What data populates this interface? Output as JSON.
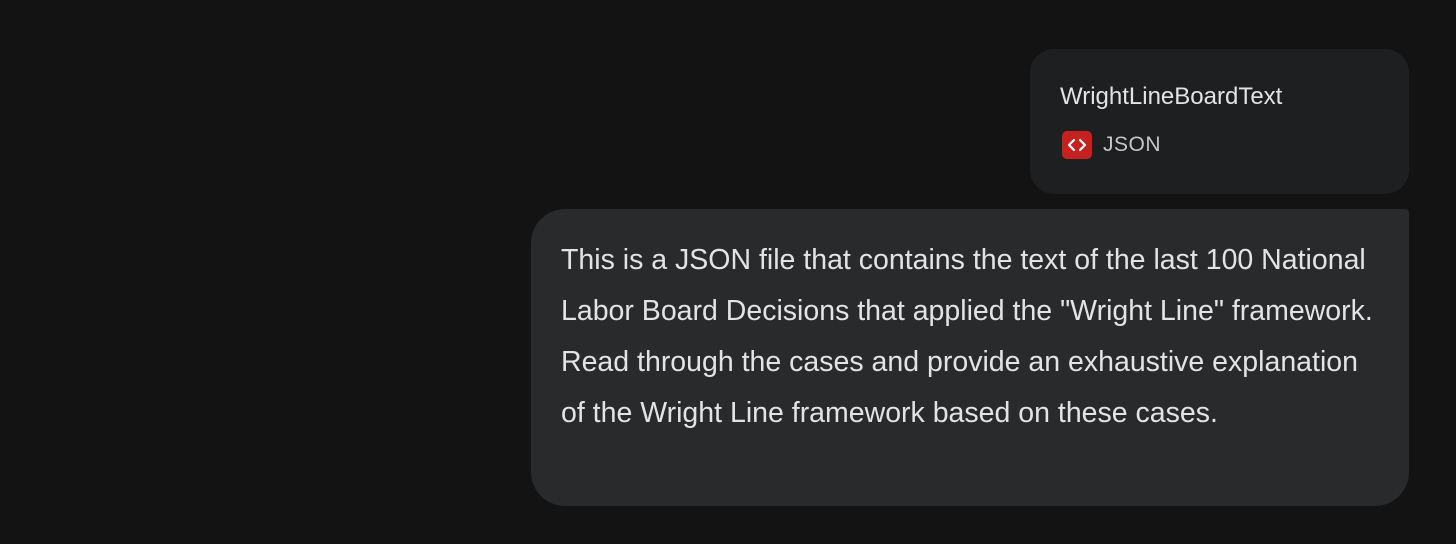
{
  "attachment": {
    "file_name": "WrightLineBoardText",
    "file_type": "JSON",
    "icon": "code-icon",
    "icon_color": "#c5221f"
  },
  "message": {
    "text": "This is a JSON file that contains the text of the last 100 National Labor Board Decisions that applied the \"Wright Line\" framework. Read through the cases and provide an exhaustive explanation of the Wright Line framework based on these cases."
  },
  "colors": {
    "background": "#131314",
    "card_background": "#1e1f20",
    "bubble_background": "#282a2c",
    "text": "#e3e3e3"
  }
}
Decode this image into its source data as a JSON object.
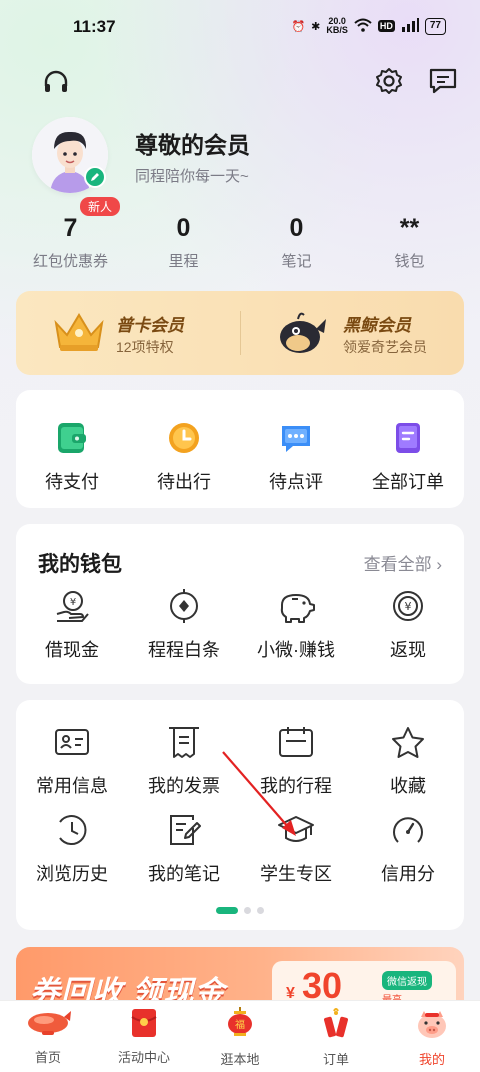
{
  "status_bar": {
    "time": "11:37",
    "net_speed": "20.0",
    "net_unit": "KB/S",
    "battery": "77",
    "hd": "HD",
    "signal": "5G"
  },
  "header": {
    "left_icon": "headset-icon",
    "right_icons": [
      "gear-icon",
      "message-icon"
    ]
  },
  "profile": {
    "name": "尊敬的会员",
    "slogan": "同程陪你每一天~",
    "badge": "新人"
  },
  "stats": [
    {
      "value": "7",
      "label": "红包优惠券"
    },
    {
      "value": "0",
      "label": "里程"
    },
    {
      "value": "0",
      "label": "笔记"
    },
    {
      "value": "**",
      "label": "钱包"
    }
  ],
  "membership": [
    {
      "title": "普卡会员",
      "subtitle": "12项特权",
      "icon": "crown-icon"
    },
    {
      "title": "黑鲸会员",
      "subtitle": "领爱奇艺会员",
      "icon": "whale-icon"
    }
  ],
  "orders": [
    {
      "label": "待支付",
      "icon": "wallet-icon"
    },
    {
      "label": "待出行",
      "icon": "clock-icon"
    },
    {
      "label": "待点评",
      "icon": "comment-icon"
    },
    {
      "label": "全部订单",
      "icon": "document-icon"
    }
  ],
  "wallet": {
    "title": "我的钱包",
    "more": "查看全部",
    "items": [
      {
        "label": "借现金",
        "icon": "yuan-hand-icon"
      },
      {
        "label": "程程白条",
        "icon": "coin-icon"
      },
      {
        "label": "小微·赚钱",
        "icon": "piggy-bank-icon"
      },
      {
        "label": "返现",
        "icon": "cashback-icon"
      }
    ]
  },
  "services": {
    "row1": [
      {
        "label": "常用信息",
        "icon": "id-card-icon"
      },
      {
        "label": "我的发票",
        "icon": "receipt-icon"
      },
      {
        "label": "我的行程",
        "icon": "calendar-icon"
      },
      {
        "label": "收藏",
        "icon": "star-icon"
      }
    ],
    "row2": [
      {
        "label": "浏览历史",
        "icon": "history-icon"
      },
      {
        "label": "我的笔记",
        "icon": "note-icon"
      },
      {
        "label": "学生专区",
        "icon": "graduation-cap-icon"
      },
      {
        "label": "信用分",
        "icon": "gauge-icon"
      }
    ]
  },
  "banner": {
    "title": "券回收 领现金",
    "amount": "30",
    "currency": "¥",
    "tag": "微信返现",
    "sub": "最高"
  },
  "tabbar": [
    {
      "label": "首页",
      "icon": "airship-icon"
    },
    {
      "label": "活动中心",
      "icon": "red-envelope-icon"
    },
    {
      "label": "逛本地",
      "icon": "lantern-icon"
    },
    {
      "label": "订单",
      "icon": "firecracker-icon"
    },
    {
      "label": "我的",
      "icon": "pig-icon",
      "active": true
    }
  ],
  "colors": {
    "accent": "#19b57d",
    "red": "#f0442c",
    "gold": "#f9dcae"
  }
}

Given exercise:
Find the string "JSON" in the records, then copy each line where it occurs.

Reply to the task:
What data populates this interface? Output as JSON.
    "file_type": "JSON",
    "text": "This is a JSON file that contains the text of the last 100 National Labor Board Decisions that applied the \"Wright Line\" framework. Read through the cases and provide an exhaustive explanation of the Wright Line framework based on these cases."
Decode this image into its source data as a JSON object.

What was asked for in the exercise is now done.